[START OF Exercise material]

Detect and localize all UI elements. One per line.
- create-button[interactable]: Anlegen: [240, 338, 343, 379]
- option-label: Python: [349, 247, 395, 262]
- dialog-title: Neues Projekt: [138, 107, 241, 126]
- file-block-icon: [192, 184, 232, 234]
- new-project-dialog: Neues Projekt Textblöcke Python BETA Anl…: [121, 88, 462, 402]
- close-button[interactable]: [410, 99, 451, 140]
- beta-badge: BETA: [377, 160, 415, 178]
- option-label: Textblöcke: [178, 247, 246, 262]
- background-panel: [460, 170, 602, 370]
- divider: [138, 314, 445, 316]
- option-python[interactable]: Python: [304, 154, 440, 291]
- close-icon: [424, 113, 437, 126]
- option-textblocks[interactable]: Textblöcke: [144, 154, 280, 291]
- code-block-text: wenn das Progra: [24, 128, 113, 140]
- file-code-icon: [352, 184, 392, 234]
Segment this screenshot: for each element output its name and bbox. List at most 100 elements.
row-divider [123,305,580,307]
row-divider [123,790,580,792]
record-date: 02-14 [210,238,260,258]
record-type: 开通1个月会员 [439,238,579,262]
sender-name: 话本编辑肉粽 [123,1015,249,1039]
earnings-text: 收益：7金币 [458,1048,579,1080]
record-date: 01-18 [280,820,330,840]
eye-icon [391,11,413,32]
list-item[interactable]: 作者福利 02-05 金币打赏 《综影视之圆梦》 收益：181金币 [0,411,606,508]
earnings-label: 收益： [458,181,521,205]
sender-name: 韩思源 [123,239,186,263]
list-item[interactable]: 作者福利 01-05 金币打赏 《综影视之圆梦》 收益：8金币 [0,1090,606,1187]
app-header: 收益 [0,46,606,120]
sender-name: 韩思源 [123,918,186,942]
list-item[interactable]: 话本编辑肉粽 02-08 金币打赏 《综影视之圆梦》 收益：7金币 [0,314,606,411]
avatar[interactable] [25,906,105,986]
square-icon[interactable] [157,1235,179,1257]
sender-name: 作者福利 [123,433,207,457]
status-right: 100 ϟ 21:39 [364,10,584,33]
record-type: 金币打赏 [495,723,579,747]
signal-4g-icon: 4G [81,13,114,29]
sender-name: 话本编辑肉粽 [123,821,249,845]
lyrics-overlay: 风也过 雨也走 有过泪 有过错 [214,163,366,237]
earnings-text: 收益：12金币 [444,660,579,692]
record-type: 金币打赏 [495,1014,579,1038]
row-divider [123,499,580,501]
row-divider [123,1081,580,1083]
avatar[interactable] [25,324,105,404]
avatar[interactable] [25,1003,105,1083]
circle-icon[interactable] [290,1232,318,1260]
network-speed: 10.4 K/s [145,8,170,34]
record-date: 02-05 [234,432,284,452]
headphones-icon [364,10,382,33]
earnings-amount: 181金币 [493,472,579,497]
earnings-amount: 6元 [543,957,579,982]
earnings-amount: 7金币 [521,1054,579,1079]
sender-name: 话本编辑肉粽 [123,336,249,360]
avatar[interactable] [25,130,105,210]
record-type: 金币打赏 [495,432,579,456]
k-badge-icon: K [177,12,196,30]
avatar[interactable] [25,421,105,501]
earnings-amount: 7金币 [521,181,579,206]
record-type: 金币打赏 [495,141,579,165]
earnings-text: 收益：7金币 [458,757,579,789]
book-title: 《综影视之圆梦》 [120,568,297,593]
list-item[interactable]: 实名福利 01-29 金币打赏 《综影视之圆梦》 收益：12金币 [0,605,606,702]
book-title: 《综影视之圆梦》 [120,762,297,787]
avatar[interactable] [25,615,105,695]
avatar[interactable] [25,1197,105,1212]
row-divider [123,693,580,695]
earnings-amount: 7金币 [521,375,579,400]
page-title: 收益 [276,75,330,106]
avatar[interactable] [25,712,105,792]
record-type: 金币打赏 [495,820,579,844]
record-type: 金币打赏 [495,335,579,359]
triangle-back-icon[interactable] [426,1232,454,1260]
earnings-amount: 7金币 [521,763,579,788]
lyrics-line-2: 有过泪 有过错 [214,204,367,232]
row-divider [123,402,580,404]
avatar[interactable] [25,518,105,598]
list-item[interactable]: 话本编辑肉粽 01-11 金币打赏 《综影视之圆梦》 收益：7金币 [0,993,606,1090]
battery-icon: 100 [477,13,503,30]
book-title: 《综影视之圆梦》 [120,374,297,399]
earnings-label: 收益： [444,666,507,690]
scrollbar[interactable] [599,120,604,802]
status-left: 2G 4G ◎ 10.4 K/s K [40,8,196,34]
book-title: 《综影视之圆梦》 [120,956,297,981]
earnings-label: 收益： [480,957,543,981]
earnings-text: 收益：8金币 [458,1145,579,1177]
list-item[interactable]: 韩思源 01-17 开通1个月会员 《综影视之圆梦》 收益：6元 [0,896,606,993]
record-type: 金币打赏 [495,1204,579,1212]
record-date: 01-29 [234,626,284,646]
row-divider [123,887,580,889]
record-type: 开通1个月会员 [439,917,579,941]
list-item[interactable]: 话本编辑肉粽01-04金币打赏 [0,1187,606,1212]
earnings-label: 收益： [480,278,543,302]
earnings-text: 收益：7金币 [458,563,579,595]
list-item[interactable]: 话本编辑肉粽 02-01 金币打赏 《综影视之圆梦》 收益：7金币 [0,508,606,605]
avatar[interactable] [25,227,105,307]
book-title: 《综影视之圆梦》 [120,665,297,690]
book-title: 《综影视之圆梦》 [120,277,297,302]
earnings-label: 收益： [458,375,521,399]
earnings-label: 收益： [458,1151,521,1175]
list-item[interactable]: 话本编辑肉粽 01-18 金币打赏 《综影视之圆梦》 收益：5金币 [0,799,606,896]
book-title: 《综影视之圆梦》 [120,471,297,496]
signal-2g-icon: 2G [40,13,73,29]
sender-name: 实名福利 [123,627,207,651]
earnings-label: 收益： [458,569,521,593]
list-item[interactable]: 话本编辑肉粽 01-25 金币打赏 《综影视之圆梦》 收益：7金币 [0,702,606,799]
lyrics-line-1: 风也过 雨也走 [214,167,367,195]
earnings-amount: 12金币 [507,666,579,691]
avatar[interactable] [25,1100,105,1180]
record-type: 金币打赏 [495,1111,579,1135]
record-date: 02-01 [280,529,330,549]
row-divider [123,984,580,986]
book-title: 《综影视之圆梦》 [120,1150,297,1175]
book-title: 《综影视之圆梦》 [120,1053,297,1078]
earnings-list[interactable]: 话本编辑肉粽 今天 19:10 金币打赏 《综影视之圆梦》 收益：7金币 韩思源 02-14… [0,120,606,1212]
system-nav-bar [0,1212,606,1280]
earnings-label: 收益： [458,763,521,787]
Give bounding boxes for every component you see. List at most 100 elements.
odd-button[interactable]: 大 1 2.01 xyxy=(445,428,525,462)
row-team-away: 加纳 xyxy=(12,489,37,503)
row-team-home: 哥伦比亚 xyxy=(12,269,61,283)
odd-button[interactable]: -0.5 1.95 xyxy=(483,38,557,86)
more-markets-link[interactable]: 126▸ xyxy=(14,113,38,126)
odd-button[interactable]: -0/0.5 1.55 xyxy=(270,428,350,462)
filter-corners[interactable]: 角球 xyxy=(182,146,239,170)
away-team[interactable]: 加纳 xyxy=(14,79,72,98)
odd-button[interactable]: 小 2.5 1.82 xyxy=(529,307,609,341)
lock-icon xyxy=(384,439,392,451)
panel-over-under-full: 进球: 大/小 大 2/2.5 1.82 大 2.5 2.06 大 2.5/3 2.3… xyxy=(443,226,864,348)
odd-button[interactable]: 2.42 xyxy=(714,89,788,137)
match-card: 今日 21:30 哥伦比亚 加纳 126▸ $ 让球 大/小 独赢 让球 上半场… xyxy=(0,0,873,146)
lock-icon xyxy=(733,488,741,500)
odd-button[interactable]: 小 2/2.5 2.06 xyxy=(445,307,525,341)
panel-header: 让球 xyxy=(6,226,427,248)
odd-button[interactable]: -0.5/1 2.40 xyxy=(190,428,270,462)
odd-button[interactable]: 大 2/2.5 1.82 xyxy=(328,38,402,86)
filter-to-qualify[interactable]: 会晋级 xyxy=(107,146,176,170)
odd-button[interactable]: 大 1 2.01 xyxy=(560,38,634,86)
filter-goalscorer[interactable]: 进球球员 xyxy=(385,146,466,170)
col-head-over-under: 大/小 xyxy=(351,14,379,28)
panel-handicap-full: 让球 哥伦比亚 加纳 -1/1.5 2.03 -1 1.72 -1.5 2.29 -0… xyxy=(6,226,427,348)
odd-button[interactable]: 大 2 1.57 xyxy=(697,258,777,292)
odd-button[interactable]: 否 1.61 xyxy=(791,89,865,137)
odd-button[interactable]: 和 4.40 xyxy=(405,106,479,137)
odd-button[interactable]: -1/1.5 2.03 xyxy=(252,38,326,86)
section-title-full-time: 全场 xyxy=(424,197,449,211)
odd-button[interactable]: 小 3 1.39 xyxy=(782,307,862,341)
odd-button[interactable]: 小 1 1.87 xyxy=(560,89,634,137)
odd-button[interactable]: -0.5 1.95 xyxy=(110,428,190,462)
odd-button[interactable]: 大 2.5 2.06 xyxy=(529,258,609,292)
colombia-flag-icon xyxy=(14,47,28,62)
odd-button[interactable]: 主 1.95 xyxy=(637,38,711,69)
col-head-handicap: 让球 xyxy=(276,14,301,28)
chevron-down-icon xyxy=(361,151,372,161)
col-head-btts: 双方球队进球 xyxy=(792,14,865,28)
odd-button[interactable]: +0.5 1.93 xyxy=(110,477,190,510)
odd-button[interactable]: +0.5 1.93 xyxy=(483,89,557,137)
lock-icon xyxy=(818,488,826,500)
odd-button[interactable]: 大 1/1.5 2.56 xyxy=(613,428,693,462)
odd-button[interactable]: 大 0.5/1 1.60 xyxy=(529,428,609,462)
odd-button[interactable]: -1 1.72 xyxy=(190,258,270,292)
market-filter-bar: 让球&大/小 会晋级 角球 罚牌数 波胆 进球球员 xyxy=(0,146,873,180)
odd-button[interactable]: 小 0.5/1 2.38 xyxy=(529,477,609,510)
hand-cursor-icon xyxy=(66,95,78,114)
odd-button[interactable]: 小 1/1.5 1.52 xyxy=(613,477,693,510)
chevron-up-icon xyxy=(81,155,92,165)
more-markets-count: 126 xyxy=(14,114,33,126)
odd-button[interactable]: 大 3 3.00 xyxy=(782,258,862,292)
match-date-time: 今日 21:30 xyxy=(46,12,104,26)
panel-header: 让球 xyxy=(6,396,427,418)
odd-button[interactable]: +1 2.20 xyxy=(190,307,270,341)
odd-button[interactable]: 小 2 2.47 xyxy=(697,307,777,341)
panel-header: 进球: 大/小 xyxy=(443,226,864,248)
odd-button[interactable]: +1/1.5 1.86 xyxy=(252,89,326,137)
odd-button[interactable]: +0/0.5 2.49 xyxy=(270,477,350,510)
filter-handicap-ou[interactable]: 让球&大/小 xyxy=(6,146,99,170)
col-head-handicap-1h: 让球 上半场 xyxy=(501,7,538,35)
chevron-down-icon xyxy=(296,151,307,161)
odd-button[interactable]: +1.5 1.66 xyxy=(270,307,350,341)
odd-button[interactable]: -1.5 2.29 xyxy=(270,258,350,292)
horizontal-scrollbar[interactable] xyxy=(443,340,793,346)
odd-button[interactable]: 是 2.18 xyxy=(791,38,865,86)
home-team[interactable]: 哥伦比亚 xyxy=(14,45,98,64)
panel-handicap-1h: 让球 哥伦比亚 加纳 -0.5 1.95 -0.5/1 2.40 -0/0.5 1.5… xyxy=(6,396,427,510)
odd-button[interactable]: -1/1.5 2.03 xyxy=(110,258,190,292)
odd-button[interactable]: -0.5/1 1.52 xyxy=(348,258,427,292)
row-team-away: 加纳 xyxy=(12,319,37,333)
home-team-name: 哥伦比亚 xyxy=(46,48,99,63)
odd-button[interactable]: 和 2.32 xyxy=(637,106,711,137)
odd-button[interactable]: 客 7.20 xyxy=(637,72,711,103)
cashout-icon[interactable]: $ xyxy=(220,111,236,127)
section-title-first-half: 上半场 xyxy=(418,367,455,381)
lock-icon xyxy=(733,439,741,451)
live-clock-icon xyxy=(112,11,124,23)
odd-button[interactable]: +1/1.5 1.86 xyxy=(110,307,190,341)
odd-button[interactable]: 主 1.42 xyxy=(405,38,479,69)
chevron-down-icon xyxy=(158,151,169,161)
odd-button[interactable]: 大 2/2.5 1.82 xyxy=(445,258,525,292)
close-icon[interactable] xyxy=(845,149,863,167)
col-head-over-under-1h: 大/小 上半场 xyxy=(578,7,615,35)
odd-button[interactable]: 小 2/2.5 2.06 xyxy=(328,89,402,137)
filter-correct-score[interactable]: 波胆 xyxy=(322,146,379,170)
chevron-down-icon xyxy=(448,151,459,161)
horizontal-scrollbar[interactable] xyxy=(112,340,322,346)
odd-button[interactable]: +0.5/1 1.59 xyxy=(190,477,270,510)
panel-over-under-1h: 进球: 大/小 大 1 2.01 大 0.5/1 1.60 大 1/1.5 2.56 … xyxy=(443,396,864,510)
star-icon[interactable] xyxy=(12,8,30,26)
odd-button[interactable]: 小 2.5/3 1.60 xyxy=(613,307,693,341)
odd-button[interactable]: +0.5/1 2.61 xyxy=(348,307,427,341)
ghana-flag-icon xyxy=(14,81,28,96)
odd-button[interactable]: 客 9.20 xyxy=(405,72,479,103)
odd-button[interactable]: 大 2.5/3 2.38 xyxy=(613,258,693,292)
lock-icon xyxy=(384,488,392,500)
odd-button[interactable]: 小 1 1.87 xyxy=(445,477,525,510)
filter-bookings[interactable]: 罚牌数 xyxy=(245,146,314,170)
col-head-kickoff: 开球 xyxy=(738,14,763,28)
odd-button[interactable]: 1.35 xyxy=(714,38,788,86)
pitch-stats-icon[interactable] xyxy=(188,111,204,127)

[END OF Exercise material]

What the exercise asks => Rewrite the lines from the first one through the line containing "- file-block-icon: [192, 184, 232, 234]", replacing "dialog-title" with "window-title" and leaving everything else unchanged.

Correct answer =>
Detect and localize all UI elements. One per line.
- create-button[interactable]: Anlegen: [240, 338, 343, 379]
- option-label: Python: [349, 247, 395, 262]
- window-title: Neues Projekt: [138, 107, 241, 126]
- file-block-icon: [192, 184, 232, 234]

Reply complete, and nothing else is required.